● Listed records:
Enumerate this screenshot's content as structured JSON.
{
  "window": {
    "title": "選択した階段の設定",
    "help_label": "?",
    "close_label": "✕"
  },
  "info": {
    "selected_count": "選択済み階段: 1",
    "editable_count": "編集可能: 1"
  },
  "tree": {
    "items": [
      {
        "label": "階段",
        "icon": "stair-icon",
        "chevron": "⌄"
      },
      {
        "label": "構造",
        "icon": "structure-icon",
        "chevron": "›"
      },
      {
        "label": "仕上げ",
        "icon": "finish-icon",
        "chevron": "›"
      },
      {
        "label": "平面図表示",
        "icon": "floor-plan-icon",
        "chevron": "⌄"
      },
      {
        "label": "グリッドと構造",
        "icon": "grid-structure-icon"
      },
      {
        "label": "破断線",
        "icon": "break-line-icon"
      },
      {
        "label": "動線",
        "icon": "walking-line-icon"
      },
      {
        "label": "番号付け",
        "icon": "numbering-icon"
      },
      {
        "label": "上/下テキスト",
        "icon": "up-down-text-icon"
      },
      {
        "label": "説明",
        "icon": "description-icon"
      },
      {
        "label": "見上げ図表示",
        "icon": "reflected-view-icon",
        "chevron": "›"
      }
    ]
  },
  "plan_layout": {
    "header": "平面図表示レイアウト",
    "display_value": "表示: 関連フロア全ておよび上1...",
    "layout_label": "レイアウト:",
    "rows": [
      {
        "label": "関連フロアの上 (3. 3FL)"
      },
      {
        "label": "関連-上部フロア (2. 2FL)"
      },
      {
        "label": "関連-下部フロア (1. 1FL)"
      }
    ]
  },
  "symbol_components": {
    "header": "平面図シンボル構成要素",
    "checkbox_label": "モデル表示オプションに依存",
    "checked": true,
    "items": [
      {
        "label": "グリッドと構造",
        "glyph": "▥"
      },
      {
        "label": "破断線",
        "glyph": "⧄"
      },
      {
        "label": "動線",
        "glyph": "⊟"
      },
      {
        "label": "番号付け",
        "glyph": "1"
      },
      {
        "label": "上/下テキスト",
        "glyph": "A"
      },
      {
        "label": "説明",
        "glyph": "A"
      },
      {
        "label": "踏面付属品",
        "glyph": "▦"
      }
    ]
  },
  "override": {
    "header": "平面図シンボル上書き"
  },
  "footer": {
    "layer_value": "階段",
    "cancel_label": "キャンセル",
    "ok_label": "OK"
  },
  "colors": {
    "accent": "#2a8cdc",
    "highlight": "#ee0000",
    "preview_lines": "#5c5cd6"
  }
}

● What is needed:
Pull out each line of the records holding the string "header".

● Written solution:
    "header": "平面図表示レイアウト",
    "header": "平面図シンボル構成要素",
    "header": "平面図シンボル上書き"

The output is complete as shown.